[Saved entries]
______________________________

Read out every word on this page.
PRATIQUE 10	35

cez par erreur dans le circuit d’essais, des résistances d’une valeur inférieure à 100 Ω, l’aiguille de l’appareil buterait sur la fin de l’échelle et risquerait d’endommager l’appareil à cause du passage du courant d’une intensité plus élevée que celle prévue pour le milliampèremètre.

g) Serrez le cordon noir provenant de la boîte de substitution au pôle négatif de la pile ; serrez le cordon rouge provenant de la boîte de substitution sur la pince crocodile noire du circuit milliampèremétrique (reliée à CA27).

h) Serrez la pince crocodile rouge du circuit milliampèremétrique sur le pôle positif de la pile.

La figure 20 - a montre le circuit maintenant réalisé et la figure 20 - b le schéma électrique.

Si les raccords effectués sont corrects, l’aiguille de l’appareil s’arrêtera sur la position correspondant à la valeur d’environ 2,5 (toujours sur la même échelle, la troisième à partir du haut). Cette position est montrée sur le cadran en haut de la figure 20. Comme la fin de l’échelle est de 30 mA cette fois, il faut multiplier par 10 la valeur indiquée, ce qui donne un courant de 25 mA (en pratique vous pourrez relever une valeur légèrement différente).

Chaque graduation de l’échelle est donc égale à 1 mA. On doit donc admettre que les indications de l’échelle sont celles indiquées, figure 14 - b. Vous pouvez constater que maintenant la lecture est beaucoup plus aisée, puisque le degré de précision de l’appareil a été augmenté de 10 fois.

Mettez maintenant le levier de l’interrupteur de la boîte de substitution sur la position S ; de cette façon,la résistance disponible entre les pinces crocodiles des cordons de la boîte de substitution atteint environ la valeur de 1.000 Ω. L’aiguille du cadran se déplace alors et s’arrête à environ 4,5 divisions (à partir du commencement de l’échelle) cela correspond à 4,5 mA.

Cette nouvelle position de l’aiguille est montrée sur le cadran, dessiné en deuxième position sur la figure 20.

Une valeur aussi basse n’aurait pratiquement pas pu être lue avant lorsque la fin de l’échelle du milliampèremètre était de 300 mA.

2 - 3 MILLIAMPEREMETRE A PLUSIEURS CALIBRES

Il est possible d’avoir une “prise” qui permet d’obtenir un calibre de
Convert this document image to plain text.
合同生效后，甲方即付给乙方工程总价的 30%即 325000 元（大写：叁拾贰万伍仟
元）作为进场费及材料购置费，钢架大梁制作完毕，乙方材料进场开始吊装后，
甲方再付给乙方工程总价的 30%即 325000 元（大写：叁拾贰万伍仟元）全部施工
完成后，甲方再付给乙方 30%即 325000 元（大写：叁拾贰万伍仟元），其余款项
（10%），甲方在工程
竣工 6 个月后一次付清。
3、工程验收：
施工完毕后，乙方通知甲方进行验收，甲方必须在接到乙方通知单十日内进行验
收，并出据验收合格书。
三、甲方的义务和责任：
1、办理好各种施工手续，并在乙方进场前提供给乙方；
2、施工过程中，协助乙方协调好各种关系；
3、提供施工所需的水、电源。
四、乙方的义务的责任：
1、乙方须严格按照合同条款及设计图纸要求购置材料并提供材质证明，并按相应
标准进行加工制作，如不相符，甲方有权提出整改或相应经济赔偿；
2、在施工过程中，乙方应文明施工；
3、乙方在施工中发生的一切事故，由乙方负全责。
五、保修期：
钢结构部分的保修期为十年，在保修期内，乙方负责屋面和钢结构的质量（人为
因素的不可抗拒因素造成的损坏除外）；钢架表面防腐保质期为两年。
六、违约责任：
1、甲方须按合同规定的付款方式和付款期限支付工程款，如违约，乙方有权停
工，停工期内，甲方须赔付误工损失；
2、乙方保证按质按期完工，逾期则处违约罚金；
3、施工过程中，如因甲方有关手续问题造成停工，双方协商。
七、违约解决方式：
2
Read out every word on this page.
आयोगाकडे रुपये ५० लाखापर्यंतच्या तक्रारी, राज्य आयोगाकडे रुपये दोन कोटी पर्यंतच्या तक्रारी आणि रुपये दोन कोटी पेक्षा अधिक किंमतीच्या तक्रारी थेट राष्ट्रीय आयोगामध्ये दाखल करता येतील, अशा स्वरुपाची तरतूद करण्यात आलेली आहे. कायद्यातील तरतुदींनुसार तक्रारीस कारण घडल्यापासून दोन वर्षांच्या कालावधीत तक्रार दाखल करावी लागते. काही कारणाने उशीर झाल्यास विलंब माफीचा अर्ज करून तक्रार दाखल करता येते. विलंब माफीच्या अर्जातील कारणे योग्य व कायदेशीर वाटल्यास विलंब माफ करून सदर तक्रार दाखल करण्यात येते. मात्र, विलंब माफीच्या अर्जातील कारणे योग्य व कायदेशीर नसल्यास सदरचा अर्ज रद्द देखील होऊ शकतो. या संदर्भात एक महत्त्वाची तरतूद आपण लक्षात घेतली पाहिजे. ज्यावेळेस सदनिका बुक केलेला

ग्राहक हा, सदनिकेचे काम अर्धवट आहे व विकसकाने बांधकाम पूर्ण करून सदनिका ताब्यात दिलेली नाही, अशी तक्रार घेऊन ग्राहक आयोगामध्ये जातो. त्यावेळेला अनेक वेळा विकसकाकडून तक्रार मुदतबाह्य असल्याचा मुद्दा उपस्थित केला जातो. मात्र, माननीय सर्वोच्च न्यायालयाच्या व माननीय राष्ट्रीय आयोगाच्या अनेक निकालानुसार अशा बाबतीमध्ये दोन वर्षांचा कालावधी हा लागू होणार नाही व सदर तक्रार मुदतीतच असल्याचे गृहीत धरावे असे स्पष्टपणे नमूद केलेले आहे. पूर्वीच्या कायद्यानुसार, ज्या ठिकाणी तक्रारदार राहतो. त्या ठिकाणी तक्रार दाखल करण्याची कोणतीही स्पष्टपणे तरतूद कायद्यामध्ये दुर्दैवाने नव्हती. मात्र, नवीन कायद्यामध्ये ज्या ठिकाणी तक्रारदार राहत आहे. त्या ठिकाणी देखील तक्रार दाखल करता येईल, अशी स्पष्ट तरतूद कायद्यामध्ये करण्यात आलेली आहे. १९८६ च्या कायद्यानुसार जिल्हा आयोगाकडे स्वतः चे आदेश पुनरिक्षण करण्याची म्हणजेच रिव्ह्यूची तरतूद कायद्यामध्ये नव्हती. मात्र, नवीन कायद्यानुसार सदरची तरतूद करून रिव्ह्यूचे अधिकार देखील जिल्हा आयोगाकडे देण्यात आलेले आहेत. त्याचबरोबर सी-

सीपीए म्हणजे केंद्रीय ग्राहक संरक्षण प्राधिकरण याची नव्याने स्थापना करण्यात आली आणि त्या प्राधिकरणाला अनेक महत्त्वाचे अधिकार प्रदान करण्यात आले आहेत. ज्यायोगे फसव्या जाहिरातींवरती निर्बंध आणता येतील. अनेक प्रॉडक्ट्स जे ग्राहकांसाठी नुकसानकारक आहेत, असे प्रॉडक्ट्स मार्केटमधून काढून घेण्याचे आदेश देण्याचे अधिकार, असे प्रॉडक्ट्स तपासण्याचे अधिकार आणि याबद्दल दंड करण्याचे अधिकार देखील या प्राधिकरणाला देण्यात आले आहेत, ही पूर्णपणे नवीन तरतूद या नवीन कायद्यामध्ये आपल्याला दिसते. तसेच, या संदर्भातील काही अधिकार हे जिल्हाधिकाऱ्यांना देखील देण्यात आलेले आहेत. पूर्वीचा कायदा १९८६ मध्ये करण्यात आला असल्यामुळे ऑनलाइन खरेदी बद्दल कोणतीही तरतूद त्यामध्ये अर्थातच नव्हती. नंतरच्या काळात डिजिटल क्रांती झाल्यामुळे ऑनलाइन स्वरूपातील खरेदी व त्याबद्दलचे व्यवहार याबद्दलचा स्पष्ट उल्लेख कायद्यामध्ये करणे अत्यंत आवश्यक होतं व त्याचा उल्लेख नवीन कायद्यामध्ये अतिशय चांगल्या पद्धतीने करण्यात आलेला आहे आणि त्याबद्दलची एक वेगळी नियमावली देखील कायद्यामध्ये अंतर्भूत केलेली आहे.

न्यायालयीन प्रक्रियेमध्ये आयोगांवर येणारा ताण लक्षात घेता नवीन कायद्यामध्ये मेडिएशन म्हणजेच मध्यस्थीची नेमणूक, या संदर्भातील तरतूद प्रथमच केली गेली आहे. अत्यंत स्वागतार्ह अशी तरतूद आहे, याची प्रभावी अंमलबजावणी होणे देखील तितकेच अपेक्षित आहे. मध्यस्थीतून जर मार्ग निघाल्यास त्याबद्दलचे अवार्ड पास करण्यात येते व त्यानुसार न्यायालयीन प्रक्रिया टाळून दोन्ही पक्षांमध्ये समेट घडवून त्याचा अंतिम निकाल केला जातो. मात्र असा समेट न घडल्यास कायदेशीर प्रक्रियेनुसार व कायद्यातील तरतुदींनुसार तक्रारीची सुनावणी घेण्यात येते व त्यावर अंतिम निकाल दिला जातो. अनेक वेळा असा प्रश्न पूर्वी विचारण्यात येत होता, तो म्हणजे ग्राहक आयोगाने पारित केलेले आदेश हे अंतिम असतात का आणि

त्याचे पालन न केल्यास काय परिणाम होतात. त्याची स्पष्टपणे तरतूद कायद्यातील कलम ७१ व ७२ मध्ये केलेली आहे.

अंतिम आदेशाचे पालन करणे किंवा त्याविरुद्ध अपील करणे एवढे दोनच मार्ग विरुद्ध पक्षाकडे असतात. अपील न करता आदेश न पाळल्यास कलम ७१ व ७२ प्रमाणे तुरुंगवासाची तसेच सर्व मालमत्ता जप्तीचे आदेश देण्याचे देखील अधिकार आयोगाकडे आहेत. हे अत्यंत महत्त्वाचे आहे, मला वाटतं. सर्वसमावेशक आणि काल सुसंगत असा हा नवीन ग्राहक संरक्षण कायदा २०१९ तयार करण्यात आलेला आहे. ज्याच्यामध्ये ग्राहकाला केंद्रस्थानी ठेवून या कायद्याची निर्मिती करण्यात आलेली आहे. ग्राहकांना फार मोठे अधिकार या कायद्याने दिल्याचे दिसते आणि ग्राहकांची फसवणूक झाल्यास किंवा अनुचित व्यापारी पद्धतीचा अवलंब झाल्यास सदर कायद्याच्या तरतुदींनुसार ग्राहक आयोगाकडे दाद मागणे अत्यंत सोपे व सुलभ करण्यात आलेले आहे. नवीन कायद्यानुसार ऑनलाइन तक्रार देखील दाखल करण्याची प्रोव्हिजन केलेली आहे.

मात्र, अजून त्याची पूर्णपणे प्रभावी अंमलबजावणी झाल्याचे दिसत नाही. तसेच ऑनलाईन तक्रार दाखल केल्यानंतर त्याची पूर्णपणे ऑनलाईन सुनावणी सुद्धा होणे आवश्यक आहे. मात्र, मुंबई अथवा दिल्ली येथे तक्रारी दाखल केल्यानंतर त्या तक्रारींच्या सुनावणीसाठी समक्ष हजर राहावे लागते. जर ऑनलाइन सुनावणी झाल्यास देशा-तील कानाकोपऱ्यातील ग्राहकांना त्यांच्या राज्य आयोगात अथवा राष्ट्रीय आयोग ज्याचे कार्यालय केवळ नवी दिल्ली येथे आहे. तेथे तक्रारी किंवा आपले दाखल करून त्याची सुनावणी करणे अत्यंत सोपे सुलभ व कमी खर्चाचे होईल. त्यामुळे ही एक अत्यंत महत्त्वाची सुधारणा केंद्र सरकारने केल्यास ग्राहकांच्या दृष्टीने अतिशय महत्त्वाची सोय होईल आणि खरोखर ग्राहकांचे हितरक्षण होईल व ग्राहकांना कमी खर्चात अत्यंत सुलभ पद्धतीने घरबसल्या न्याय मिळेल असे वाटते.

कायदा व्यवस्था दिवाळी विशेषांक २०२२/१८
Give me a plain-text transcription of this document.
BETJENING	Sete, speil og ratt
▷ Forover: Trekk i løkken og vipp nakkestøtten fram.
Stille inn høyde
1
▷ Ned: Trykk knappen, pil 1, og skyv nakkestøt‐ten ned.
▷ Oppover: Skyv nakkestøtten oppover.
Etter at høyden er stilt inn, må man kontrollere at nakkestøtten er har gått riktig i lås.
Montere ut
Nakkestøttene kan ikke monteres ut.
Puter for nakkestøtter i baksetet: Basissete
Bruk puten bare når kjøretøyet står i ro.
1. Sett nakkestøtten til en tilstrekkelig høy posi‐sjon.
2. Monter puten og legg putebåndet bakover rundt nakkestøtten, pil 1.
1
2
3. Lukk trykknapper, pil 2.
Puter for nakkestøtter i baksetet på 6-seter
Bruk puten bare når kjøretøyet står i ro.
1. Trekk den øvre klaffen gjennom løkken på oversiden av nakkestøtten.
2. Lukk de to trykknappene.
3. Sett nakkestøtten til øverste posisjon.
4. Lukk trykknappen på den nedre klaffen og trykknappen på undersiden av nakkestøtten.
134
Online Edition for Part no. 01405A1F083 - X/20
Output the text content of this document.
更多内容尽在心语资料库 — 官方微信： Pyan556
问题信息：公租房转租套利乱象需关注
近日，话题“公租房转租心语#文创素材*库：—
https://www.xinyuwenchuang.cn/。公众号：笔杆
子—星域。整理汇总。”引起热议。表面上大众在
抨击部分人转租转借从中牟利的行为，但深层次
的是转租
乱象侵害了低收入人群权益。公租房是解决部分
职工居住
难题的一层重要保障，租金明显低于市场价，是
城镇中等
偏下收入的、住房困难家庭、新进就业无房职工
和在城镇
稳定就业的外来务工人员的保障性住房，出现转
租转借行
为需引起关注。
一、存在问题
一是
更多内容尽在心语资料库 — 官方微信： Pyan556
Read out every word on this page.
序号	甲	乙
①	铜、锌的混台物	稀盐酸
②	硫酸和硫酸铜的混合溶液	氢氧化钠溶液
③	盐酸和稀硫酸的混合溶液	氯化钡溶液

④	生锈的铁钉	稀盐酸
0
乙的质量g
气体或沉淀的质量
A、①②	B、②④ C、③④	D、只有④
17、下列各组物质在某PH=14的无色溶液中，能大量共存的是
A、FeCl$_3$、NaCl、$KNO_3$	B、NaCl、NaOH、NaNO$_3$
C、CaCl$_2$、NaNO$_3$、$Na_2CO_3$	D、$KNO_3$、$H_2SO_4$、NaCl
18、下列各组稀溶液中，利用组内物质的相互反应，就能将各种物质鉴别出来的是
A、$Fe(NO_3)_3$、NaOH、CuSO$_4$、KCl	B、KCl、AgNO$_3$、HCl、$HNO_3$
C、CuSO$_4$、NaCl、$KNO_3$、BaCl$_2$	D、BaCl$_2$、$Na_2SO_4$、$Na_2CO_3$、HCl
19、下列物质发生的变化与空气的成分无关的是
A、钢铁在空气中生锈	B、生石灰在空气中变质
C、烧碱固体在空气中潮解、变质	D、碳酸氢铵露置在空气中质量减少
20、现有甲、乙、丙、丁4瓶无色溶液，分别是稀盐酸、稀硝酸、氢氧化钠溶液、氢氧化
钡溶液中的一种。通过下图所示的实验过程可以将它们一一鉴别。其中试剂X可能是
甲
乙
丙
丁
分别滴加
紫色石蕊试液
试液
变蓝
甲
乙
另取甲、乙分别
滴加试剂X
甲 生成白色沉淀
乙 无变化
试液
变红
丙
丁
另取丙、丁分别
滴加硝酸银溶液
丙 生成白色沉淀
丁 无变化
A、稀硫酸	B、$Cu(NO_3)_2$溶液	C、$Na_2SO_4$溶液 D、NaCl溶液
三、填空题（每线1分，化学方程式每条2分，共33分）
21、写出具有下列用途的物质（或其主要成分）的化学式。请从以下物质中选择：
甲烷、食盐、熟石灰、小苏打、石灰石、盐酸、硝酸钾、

______________________________

### Your task
Report how many lines in the data contain the word "Sett", with no words besides the number.

### Answer to this task
2